● Problem requirements
Repeat all of the material exactly as given.

[Data records]

■ ■ ■ ■

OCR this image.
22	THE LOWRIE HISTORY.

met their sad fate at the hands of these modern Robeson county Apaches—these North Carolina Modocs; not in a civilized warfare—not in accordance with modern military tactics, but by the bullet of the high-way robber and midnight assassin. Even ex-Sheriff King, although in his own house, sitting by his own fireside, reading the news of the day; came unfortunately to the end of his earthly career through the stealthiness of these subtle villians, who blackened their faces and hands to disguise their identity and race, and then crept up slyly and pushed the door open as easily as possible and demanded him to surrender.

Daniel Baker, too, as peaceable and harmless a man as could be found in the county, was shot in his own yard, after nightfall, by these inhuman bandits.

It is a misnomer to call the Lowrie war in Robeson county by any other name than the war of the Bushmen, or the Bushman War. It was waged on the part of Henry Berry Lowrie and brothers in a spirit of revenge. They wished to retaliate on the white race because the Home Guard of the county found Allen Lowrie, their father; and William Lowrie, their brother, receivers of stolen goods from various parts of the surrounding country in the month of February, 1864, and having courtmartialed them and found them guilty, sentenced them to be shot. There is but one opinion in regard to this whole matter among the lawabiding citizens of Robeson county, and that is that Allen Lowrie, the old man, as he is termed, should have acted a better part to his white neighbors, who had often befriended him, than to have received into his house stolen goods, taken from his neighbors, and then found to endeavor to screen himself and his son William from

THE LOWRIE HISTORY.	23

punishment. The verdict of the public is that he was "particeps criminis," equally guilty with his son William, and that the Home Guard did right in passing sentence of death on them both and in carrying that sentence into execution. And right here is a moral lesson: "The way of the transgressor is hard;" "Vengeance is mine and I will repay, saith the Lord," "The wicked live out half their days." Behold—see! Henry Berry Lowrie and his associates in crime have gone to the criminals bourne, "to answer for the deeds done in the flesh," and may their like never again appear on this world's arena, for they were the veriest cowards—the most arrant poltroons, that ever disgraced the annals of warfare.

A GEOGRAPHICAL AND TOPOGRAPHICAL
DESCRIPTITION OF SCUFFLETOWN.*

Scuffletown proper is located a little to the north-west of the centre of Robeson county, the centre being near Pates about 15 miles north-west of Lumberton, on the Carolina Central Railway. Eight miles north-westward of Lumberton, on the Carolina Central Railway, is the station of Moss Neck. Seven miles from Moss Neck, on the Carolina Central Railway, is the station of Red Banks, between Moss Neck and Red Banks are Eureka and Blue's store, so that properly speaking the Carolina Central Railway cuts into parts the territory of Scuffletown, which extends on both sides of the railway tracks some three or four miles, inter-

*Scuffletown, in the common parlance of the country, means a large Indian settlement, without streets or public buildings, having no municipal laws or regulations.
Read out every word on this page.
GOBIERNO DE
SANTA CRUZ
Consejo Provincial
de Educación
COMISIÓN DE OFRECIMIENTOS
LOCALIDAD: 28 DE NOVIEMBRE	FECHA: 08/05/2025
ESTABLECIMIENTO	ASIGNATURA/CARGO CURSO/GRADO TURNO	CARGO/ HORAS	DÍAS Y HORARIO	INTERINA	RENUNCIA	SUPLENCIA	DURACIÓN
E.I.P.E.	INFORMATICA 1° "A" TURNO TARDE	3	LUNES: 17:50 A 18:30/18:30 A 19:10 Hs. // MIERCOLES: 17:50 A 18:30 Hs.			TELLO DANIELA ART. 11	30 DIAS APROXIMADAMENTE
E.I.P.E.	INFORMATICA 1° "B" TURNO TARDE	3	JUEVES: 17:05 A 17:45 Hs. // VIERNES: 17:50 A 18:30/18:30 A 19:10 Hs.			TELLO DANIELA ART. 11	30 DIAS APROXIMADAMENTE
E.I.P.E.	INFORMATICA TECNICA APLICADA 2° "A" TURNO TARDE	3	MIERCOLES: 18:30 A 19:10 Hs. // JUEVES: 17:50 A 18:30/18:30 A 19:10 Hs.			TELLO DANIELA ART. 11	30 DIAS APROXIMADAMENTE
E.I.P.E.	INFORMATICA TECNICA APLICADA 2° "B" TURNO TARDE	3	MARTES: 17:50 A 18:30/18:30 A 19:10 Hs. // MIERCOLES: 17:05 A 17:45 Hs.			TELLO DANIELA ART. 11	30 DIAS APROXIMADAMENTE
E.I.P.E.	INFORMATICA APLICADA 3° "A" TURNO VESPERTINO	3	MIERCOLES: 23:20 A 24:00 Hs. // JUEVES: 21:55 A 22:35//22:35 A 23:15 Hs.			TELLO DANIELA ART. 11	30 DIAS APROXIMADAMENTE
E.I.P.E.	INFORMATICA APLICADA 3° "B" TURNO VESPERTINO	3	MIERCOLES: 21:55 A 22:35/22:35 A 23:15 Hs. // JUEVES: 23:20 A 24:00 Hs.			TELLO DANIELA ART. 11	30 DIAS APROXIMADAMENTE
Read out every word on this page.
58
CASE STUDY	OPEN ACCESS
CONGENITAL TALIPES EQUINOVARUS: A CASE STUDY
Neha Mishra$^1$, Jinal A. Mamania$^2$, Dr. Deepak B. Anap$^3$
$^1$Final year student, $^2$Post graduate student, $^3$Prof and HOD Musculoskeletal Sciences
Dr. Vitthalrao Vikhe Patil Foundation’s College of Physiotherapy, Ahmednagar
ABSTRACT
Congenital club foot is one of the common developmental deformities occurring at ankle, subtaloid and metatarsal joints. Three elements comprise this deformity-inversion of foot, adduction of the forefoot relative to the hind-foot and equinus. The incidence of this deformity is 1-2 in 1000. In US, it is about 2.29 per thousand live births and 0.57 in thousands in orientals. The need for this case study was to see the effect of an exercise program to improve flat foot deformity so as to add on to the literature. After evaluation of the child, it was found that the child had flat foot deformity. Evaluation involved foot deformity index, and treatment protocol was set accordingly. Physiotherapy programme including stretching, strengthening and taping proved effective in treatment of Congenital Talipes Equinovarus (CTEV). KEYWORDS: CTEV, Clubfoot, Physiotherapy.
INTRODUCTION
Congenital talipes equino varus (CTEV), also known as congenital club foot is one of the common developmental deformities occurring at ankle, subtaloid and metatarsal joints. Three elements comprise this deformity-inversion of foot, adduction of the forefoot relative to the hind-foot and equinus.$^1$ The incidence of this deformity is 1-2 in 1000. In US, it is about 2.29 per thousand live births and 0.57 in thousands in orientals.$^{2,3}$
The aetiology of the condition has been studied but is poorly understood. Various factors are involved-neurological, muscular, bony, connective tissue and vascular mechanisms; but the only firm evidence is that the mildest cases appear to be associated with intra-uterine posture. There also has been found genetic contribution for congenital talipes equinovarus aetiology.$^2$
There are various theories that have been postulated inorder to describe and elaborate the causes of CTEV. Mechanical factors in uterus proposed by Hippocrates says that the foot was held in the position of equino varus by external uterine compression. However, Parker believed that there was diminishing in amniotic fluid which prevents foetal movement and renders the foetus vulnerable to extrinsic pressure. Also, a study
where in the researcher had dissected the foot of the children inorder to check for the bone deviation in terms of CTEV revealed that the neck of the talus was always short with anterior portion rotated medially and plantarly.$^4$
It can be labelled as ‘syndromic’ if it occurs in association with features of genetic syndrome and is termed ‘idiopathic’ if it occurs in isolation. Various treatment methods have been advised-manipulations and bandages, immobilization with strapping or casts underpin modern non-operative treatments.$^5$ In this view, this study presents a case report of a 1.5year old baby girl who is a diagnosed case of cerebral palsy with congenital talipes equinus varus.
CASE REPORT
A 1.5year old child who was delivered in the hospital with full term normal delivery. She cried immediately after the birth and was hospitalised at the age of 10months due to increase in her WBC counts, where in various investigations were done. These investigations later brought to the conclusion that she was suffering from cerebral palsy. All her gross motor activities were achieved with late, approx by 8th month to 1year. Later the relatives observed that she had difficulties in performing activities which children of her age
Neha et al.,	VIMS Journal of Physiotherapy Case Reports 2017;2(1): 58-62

■ ■ ■ ■

● Reply to the task
OCR this image.
22	THE LOWRIE HISTORY.

met their sad fate at the hands of these modern Robeson county Apaches—these North Carolina Modocs; not in a civilized warfare—not in accordance with modern military tactics, but by the bullet of the high-way robber and midnight assassin. Even ex-Sheriff King, although in his own house, sitting by his own fireside, reading the news of the day; came unfortunately to the end of his earthly career through the stealthiness of these subtle villians, who blackened their faces and hands to disguise their identity and race, and then crept up slyly and pushed the door open as easily as possible and demanded him to surrender.

Daniel Baker, too, as peaceable and harmless a man as could be found in the county, was shot in his own yard, after nightfall, by these inhuman bandits.

It is a misnomer to call the Lowrie war in Robeson county by any other name than the war of the Bushmen, or the Bushman War. It was waged on the part of Henry Berry Lowrie and brothers in a spirit of revenge. They wished to retaliate on the white race because the Home Guard of the county found Allen Lowrie, their father; and William Lowrie, their brother, receivers of stolen goods from various parts of the surrounding country in the month of February, 1864, and having courtmartialed them and found them guilty, sentenced them to be shot. There is but one opinion in regard to this whole matter among the lawabiding citizens of Robeson county, and that is that Allen Lowrie, the old man, as he is termed, should have acted a better part to his white neighbors, who had often befriended him, than to have received into his house stolen goods, taken from his neighbors, and then found to endeavor to screen himself and his son William from

THE LOWRIE HISTORY.	23

punishment. The verdict of the public is that he was "particeps criminis," equally guilty with his son William, and that the Home Guard did right in passing sentence of death on them both and in carrying that sentence into execution. And right here is a moral lesson: "The way of the transgressor is hard;" "Vengeance is mine and I will repay, saith the Lord," "The wicked live out half their days." Behold—see! Henry Berry Lowrie and his associates in crime have gone to the criminals bourne, "to answer for the deeds done in the flesh," and may their like never again appear on this world's arena, for they were the veriest cowards—the most arrant poltroons, that ever disgraced the annals of warfare.

A GEOGRAPHICAL AND TOPOGRAPHICAL
DESCRIPTITION OF SCUFFLETOWN.*

Scuffletown proper is located a little to the north-west of the centre of Robeson county, the centre being near Pates about 15 miles north-west of Lumberton, on the Carolina Central Railway. Eight miles north-westward of Lumberton, on the Carolina Central Railway, is the station of Moss Neck. Seven miles from Moss Neck, on the Carolina Central Railway, is the station of Red Banks, between Moss Neck and Red Banks are Eureka and Blue's store, so that properly speaking the Carolina Central Railway cuts into parts the territory of Scuffletown, which extends on both sides of the railway tracks some three or four miles, inter-

*Scuffletown, in the common parlance of the country, means a large Indian settlement, without streets or public buildings, having no municipal laws or regulations.
Read out every word on this page.
GOBIERNO DE
SANTA CRUZ
Consejo Provincial
de Educación
COMISIÓN DE OFRECIMIENTOS
LOCALIDAD: 28 DE NOVIEMBRE	FECHA: 08/05/2025
ESTABLECIMIENTO	ASIGNATURA/CARGO CURSO/GRADO TURNO	CARGO/ HORAS	DÍAS Y HORARIO	INTERINA	RENUNCIA	SUPLENCIA	DURACIÓN
E.I.P.E.	INFORMATICA 1° "A" TURNO TARDE	3	LUNES: 17:50 A 18:30/18:30 A 19:10 Hs. // MIERCOLES: 17:50 A 18:30 Hs.			TELLO DANIELA ART. 11	30 DIAS APROXIMADAMENTE
E.I.P.E.	INFORMATICA 1° "B" TURNO TARDE	3	JUEVES: 17:05 A 17:45 Hs. // VIERNES: 17:50 A 18:30/18:30 A 19:10 Hs.			TELLO DANIELA ART. 11	30 DIAS APROXIMADAMENTE
E.I.P.E.	INFORMATICA TECNICA APLICADA 2° "A" TURNO TARDE	3	MIERCOLES: 18:30 A 19:10 Hs. // JUEVES: 17:50 A 18:30/18:30 A 19:10 Hs.			TELLO DANIELA ART. 11	30 DIAS APROXIMADAMENTE
E.I.P.E.	INFORMATICA TECNICA APLICADA 2° "B" TURNO TARDE	3	MARTES: 17:50 A 18:30/18:30 A 19:10 Hs. // MIERCOLES: 17:05 A 17:45 Hs.			TELLO DANIELA ART. 11	30 DIAS APROXIMADAMENTE
E.I.P.E.	INFORMATICA APLICADA 3° "A" TURNO VESPERTINO	3	MIERCOLES: 23:20 A 24:00 Hs. // JUEVES: 21:55 A 22:35//22:35 A 23:15 Hs.			TELLO DANIELA ART. 11	30 DIAS APROXIMADAMENTE
E.I.P.E.	INFORMATICA APLICADA 3° "B" TURNO VESPERTINO	3	MIERCOLES: 21:55 A 22:35/22:35 A 23:15 Hs. // JUEVES: 23:20 A 24:00 Hs.			TELLO DANIELA ART. 11	30 DIAS APROXIMADAMENTE
Read out every word on this page.
58
CASE STUDY	OPEN ACCESS
CONGENITAL TALIPES EQUINOVARUS: A CASE STUDY
Neha Mishra$^1$, Jinal A. Mamania$^2$, Dr. Deepak B. Anap$^3$
$^1$Final year student, $^2$Post graduate student, $^3$Prof and HOD Musculoskeletal Sciences
Dr. Vitthalrao Vikhe Patil Foundation’s College of Physiotherapy, Ahmednagar
ABSTRACT
Congenital club foot is one of the common developmental deformities occurring at ankle, subtaloid and metatarsal joints. Three elements comprise this deformity-inversion of foot, adduction of the forefoot relative to the hind-foot and equinus. The incidence of this deformity is 1-2 in 1000. In US, it is about 2.29 per thousand live births and 0.57 in thousands in orientals. The need for this case study was to see the effect of an exercise program to improve flat foot deformity so as to add on to the literature. After evaluation of the child, it was found that the child had flat foot deformity. Evaluation involved foot deformity index, and treatment protocol was set accordingly. Physiotherapy programme including stretching, strengthening and taping proved effective in treatment of Congenital Talipes Equinovarus (CTEV). KEYWORDS: CTEV, Clubfoot, Physiotherapy.
INTRODUCTION
Congenital talipes equino varus (CTEV), also known as congenital club foot is one of the common developmental deformities occurring at ankle, subtaloid and metatarsal joints. Three elements comprise this deformity-inversion of foot, adduction of the forefoot relative to the hind-foot and equinus.$^1$ The incidence of this deformity is 1-2 in 1000. In US, it is about 2.29 per thousand live births and 0.57 in thousands in orientals.$^{2,3}$
The aetiology of the condition has been studied but is poorly understood. Various factors are involved-neurological, muscular, bony, connective tissue and vascular mechanisms; but the only firm evidence is that the mildest cases appear to be associated with intra-uterine posture. There also has been found genetic contribution for congenital talipes equinovarus aetiology.$^2$
There are various theories that have been postulated inorder to describe and elaborate the causes of CTEV. Mechanical factors in uterus proposed by Hippocrates says that the foot was held in the position of equino varus by external uterine compression. However, Parker believed that there was diminishing in amniotic fluid which prevents foetal movement and renders the foetus vulnerable to extrinsic pressure. Also, a study
where in the researcher had dissected the foot of the children inorder to check for the bone deviation in terms of CTEV revealed that the neck of the talus was always short with anterior portion rotated medially and plantarly.$^4$
It can be labelled as ‘syndromic’ if it occurs in association with features of genetic syndrome and is termed ‘idiopathic’ if it occurs in isolation. Various treatment methods have been advised-manipulations and bandages, immobilization with strapping or casts underpin modern non-operative treatments.$^5$ In this view, this study presents a case report of a 1.5year old baby girl who is a diagnosed case of cerebral palsy with congenital talipes equinus varus.
CASE REPORT
A 1.5year old child who was delivered in the hospital with full term normal delivery. She cried immediately after the birth and was hospitalised at the age of 10months due to increase in her WBC counts, where in various investigations were done. These investigations later brought to the conclusion that she was suffering from cerebral palsy. All her gross motor activities were achieved with late, approx by 8th month to 1year. Later the relatives observed that she had difficulties in performing activities which children of her age
Neha et al.,	VIMS Journal of Physiotherapy Case Reports 2017;2(1): 58-62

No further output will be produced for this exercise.